------ EXERCISE INPUTS
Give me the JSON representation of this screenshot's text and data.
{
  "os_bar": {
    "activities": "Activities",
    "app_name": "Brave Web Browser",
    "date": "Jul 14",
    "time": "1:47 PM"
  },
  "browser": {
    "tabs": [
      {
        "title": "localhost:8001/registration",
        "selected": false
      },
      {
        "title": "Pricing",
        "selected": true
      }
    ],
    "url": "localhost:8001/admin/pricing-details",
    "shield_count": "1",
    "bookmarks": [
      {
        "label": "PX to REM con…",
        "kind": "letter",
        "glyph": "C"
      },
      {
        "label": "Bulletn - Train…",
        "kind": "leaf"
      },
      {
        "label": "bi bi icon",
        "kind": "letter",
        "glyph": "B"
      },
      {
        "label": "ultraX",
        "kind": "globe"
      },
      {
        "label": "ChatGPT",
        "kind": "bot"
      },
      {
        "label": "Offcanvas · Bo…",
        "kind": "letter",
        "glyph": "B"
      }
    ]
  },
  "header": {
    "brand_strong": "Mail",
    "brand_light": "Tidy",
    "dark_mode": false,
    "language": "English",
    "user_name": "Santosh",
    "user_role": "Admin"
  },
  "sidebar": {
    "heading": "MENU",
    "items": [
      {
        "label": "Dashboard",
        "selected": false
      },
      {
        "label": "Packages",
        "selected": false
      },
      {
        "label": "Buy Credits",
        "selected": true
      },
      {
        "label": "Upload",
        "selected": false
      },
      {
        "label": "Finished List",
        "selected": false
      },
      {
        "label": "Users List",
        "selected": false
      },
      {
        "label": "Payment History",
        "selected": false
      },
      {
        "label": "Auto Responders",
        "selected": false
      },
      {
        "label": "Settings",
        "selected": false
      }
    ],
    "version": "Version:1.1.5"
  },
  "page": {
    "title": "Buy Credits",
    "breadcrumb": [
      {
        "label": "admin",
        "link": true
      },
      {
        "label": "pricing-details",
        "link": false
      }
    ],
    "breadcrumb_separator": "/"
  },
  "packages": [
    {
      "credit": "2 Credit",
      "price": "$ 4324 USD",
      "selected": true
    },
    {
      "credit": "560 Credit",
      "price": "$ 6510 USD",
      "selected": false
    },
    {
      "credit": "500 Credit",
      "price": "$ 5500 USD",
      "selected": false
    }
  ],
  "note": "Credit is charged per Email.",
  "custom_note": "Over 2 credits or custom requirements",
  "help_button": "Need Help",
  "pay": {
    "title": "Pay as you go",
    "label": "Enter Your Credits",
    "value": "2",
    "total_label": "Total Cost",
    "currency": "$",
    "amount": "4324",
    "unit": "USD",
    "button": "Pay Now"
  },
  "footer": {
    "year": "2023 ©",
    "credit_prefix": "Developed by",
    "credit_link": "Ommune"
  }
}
------------
Tally the lines of the listing in which the word "price" occurs, and state the total alone.

FINISHED TASK: 3